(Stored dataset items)
## start

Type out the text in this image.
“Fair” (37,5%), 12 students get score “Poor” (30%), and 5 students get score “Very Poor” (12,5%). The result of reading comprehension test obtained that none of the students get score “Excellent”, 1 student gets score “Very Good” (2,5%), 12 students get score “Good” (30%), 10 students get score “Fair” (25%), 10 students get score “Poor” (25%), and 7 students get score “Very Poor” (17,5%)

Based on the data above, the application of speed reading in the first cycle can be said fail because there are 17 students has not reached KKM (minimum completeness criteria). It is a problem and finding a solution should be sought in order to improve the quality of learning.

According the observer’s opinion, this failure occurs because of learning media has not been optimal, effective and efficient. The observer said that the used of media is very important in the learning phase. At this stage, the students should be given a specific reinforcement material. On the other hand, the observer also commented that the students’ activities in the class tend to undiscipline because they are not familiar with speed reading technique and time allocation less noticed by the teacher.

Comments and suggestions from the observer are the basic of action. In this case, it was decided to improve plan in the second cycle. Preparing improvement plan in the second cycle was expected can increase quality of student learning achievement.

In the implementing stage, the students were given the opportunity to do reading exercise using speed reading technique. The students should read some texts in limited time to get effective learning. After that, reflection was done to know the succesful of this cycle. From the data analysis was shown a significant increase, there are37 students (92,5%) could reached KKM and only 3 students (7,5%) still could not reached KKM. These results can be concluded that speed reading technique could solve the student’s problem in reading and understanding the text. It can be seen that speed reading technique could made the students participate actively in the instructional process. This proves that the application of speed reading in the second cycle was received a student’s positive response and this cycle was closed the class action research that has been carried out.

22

## end

__Work to be completed__:
Write the entire listing out again, word for word.

__Answer for the task__:
Type out the text in this image.
“Fair” (37,5%), 12 students get score “Poor” (30%), and 5 students get score “Very Poor” (12,5%). The result of reading comprehension test obtained that none of the students get score “Excellent”, 1 student gets score “Very Good” (2,5%), 12 students get score “Good” (30%), 10 students get score “Fair” (25%), 10 students get score “Poor” (25%), and 7 students get score “Very Poor” (17,5%)

Based on the data above, the application of speed reading in the first cycle can be said fail because there are 17 students has not reached KKM (minimum completeness criteria). It is a problem and finding a solution should be sought in order to improve the quality of learning.

According the observer’s opinion, this failure occurs because of learning media has not been optimal, effective and efficient. The observer said that the used of media is very important in the learning phase. At this stage, the students should be given a specific reinforcement material. On the other hand, the observer also commented that the students’ activities in the class tend to undiscipline because they are not familiar with speed reading technique and time allocation less noticed by the teacher.

Comments and suggestions from the observer are the basic of action. In this case, it was decided to improve plan in the second cycle. Preparing improvement plan in the second cycle was expected can increase quality of student learning achievement.

In the implementing stage, the students were given the opportunity to do reading exercise using speed reading technique. The students should read some texts in limited time to get effective learning. After that, reflection was done to know the succesful of this cycle. From the data analysis was shown a significant increase, there are37 students (92,5%) could reached KKM and only 3 students (7,5%) still could not reached KKM. These results can be concluded that speed reading technique could solve the student’s problem in reading and understanding the text. It can be seen that speed reading technique could made the students participate actively in the instructional process. This proves that the application of speed reading in the second cycle was received a student’s positive response and this cycle was closed the class action research that has been carried out.

22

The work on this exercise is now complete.